Supplied information
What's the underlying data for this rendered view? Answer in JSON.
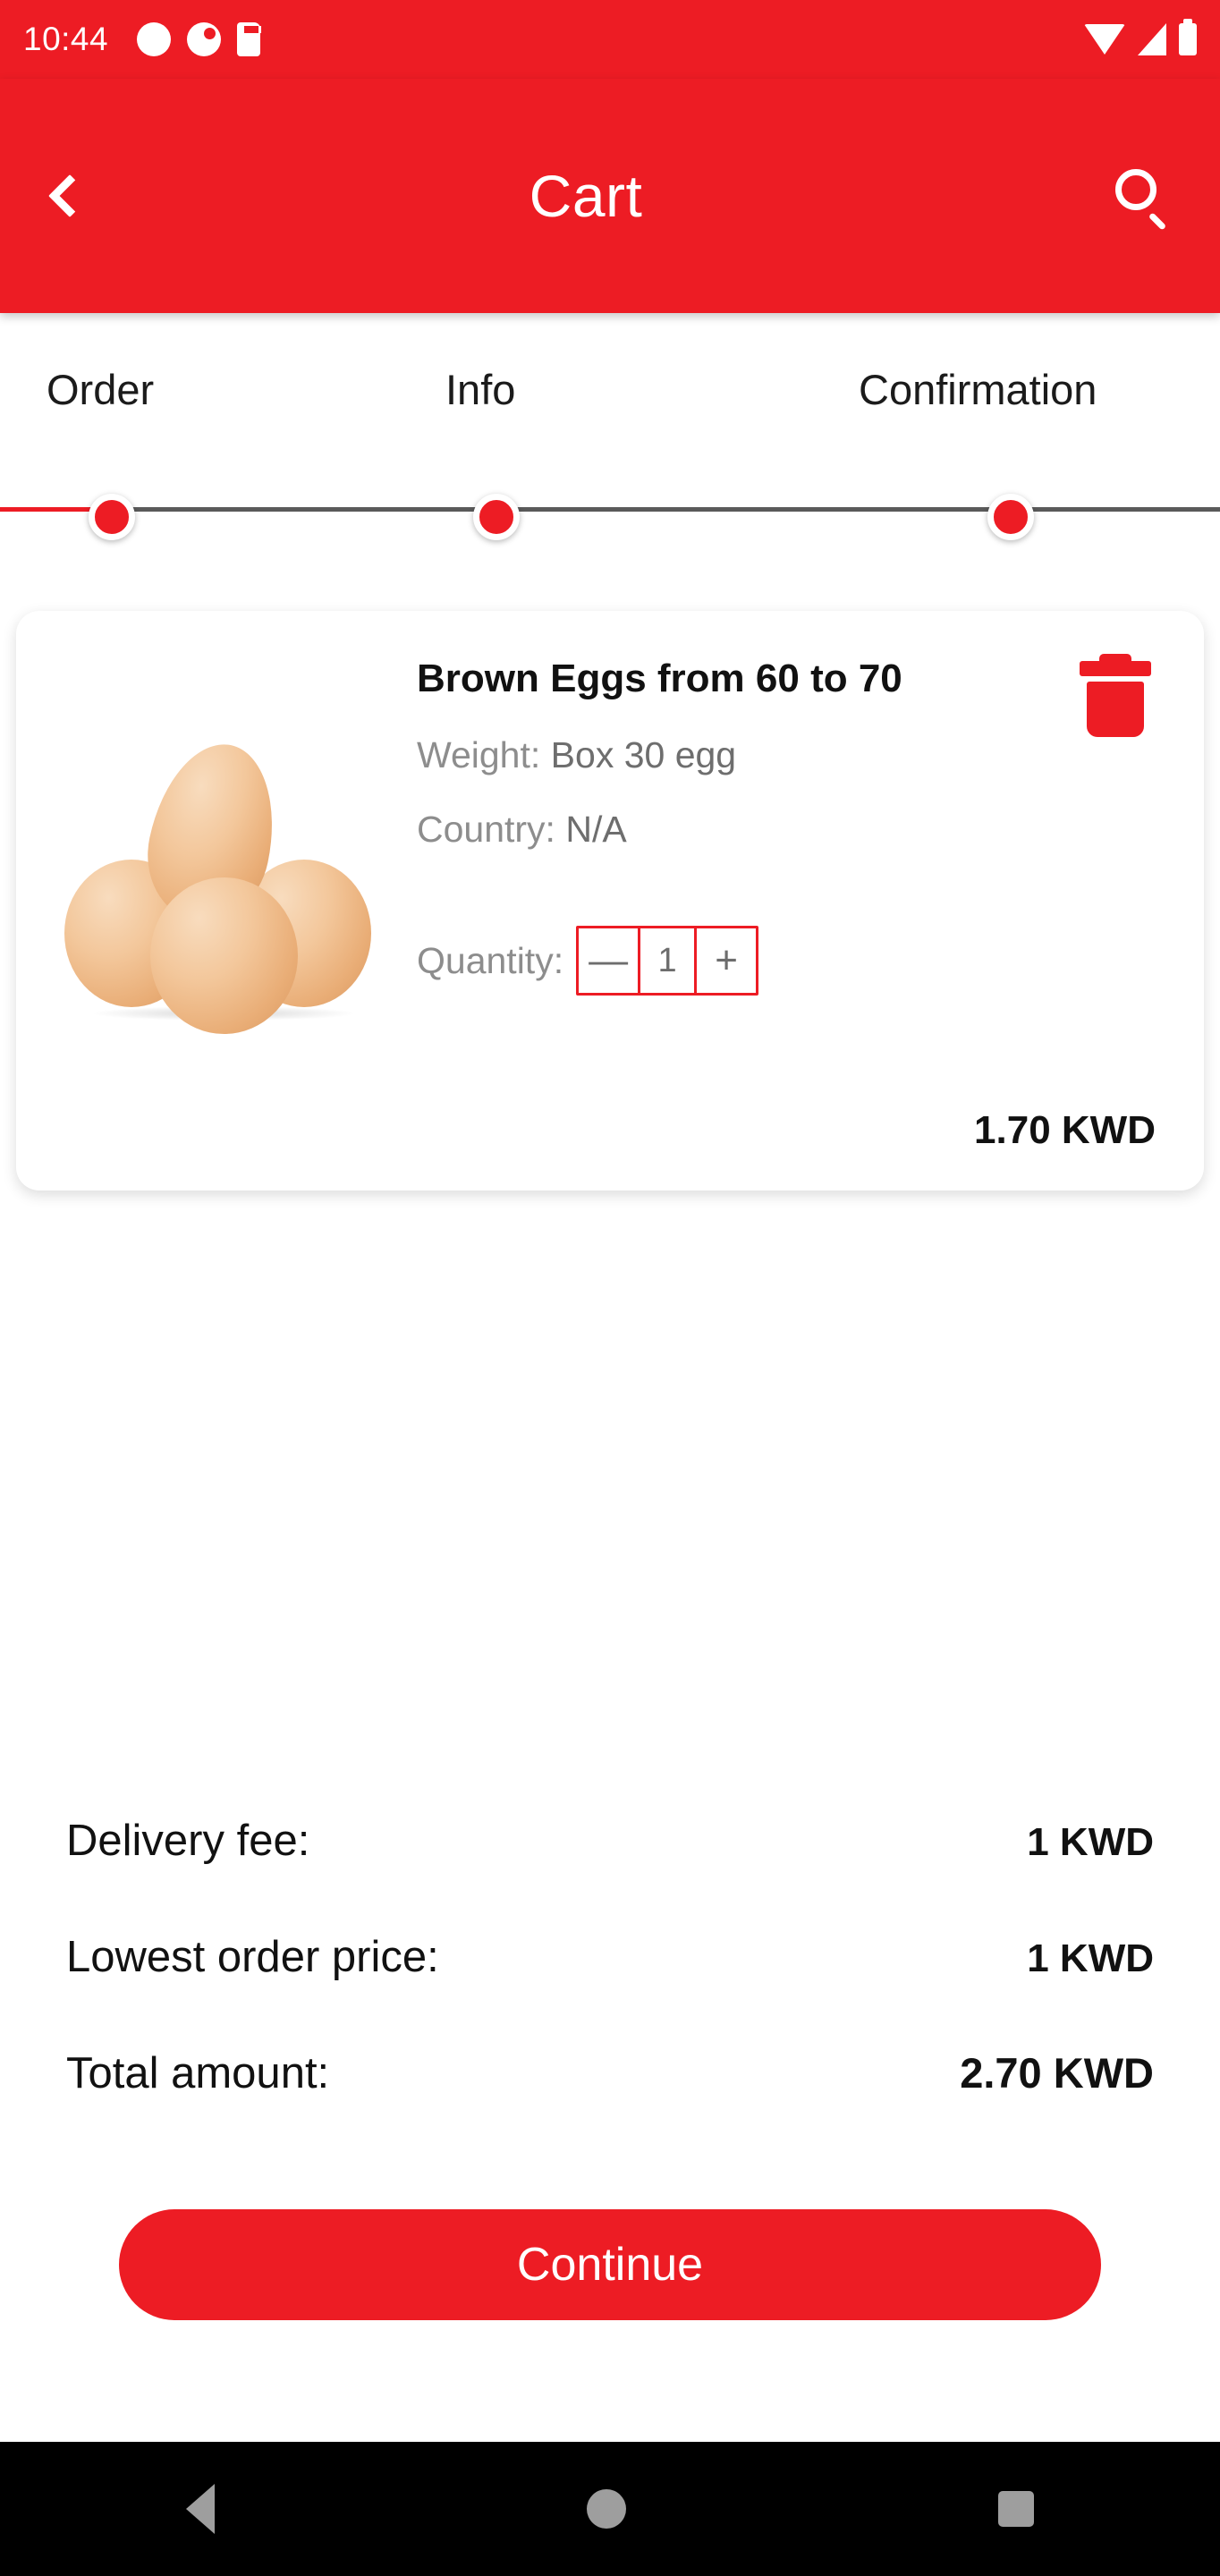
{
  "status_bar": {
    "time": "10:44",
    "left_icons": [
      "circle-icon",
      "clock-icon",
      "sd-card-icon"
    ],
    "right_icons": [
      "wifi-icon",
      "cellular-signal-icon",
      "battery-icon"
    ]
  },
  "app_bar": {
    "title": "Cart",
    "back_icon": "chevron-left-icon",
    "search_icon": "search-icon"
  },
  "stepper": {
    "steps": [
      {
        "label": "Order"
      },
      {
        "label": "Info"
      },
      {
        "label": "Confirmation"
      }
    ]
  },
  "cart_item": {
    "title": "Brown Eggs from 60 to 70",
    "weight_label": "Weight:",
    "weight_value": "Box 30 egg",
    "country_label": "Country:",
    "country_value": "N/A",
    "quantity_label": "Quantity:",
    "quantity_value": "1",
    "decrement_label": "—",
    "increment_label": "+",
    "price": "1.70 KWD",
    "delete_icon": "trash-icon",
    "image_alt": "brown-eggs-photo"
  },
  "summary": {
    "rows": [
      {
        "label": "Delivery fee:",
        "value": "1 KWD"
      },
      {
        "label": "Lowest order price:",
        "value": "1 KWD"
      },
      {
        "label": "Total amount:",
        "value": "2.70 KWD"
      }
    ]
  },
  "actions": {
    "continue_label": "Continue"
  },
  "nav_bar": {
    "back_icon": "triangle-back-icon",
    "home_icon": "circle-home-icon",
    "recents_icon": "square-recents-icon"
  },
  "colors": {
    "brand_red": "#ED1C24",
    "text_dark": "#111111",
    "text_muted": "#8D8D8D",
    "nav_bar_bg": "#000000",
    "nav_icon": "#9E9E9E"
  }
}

Task statement
Read the lines above. Gather those in which the string "price" is found.

Written solution
    "price": "1.70 KWD",
        "label": "Lowest order price:",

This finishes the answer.